(Dataset entries)
◇ ◇ ◇ ◇ ◇
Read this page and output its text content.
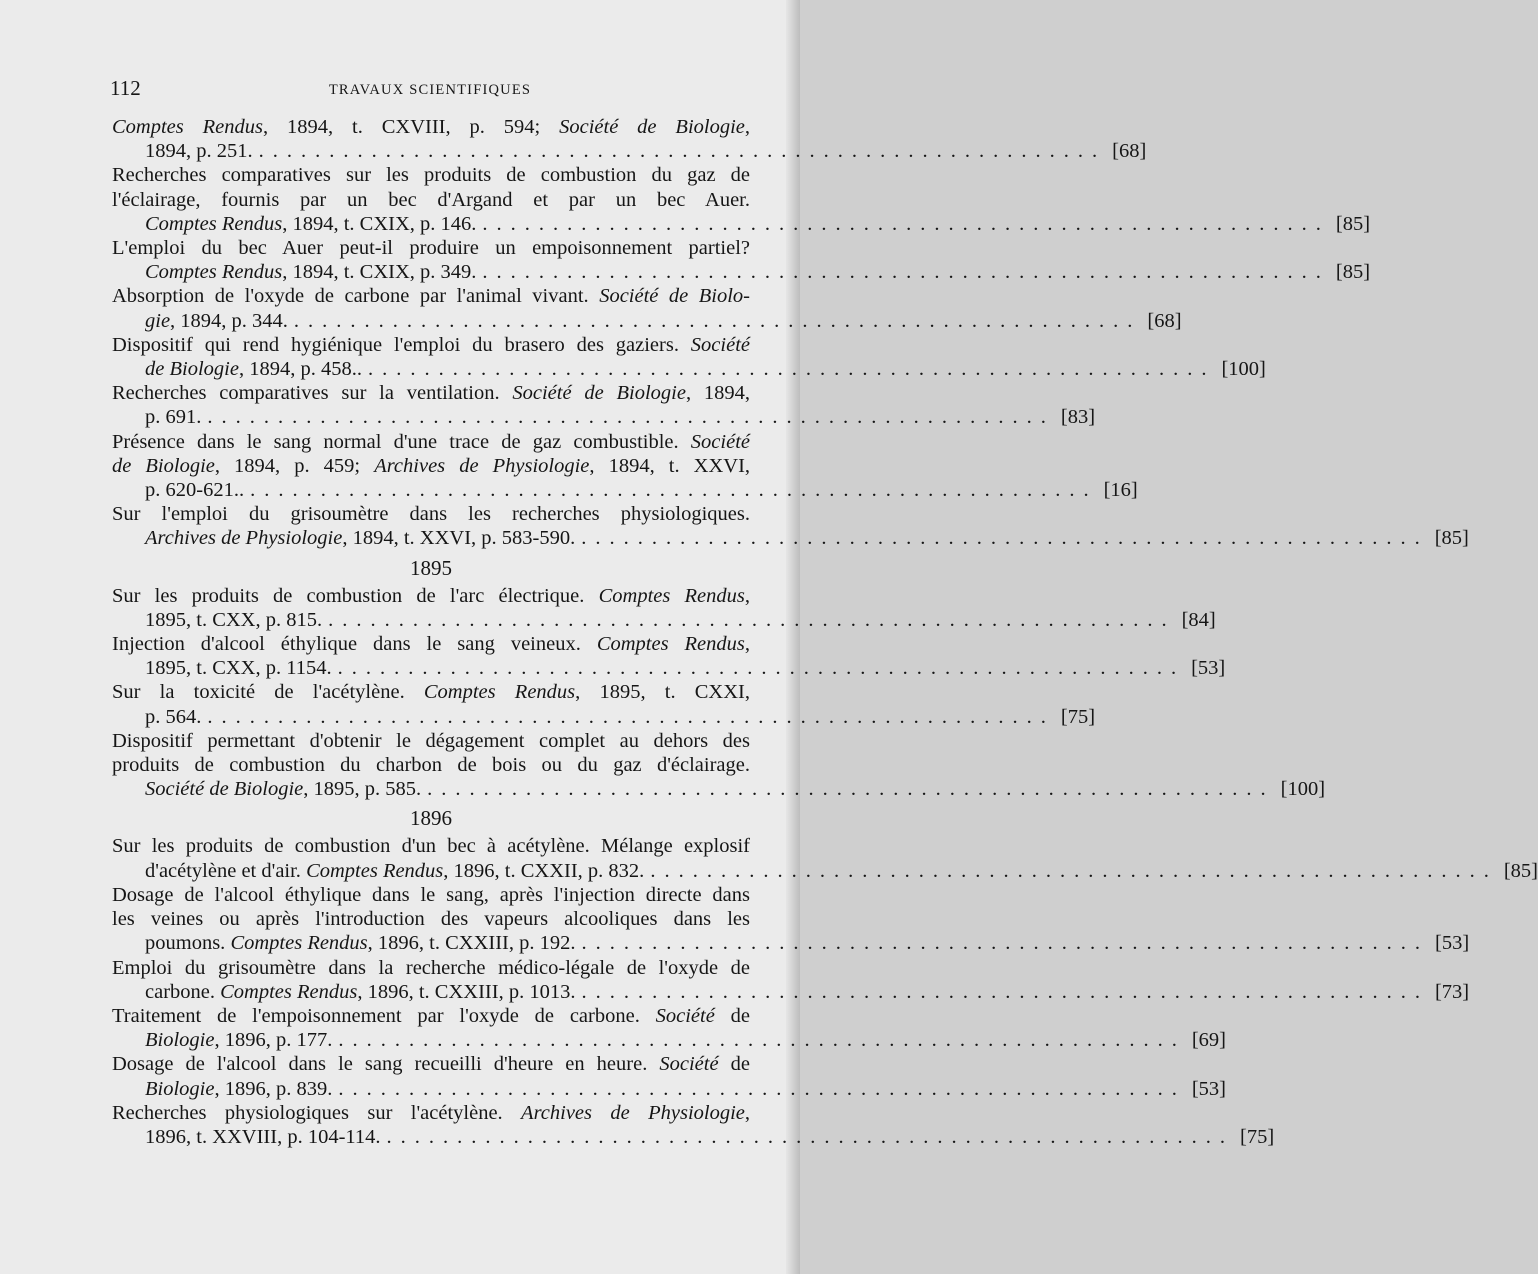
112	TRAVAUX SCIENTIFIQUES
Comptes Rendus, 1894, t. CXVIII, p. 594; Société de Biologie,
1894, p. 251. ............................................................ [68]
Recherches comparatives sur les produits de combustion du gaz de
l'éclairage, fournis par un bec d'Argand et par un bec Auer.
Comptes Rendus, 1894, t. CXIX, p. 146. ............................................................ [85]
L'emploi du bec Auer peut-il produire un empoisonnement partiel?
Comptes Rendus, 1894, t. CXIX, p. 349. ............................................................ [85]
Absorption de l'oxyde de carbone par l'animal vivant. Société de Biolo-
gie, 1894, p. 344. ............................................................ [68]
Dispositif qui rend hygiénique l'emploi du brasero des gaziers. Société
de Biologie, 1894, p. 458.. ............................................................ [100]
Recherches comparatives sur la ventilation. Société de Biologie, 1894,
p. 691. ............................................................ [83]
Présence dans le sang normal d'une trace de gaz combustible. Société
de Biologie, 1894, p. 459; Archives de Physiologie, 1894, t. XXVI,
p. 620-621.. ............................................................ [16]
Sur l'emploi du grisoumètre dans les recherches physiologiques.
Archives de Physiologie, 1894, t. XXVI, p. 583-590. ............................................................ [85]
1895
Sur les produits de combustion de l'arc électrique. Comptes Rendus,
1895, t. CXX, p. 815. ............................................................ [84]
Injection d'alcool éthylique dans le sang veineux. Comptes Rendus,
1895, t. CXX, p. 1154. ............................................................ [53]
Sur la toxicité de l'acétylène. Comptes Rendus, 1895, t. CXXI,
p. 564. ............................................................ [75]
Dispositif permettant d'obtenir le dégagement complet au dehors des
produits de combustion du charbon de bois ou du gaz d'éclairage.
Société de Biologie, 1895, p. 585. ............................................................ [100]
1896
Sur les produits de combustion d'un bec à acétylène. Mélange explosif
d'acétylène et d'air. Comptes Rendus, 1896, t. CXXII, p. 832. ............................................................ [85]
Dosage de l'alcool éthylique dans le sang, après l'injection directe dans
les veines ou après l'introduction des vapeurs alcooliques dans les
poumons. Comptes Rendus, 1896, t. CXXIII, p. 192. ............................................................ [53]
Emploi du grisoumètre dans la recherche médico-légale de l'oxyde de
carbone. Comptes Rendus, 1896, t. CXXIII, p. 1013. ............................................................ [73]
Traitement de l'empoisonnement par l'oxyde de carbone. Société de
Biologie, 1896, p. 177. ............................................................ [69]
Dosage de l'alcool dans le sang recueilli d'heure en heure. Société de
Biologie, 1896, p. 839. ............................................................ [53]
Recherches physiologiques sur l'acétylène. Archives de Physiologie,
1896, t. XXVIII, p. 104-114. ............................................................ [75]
◇ ◇ ◇ ◇ ◇
Request
Report all lines of the data above that include the string "physiologiques".

Output
Sur l'emploi du grisoumètre dans les recherches physiologiques.
Recherches physiologiques sur l'acétylène. Archives de Physiologie,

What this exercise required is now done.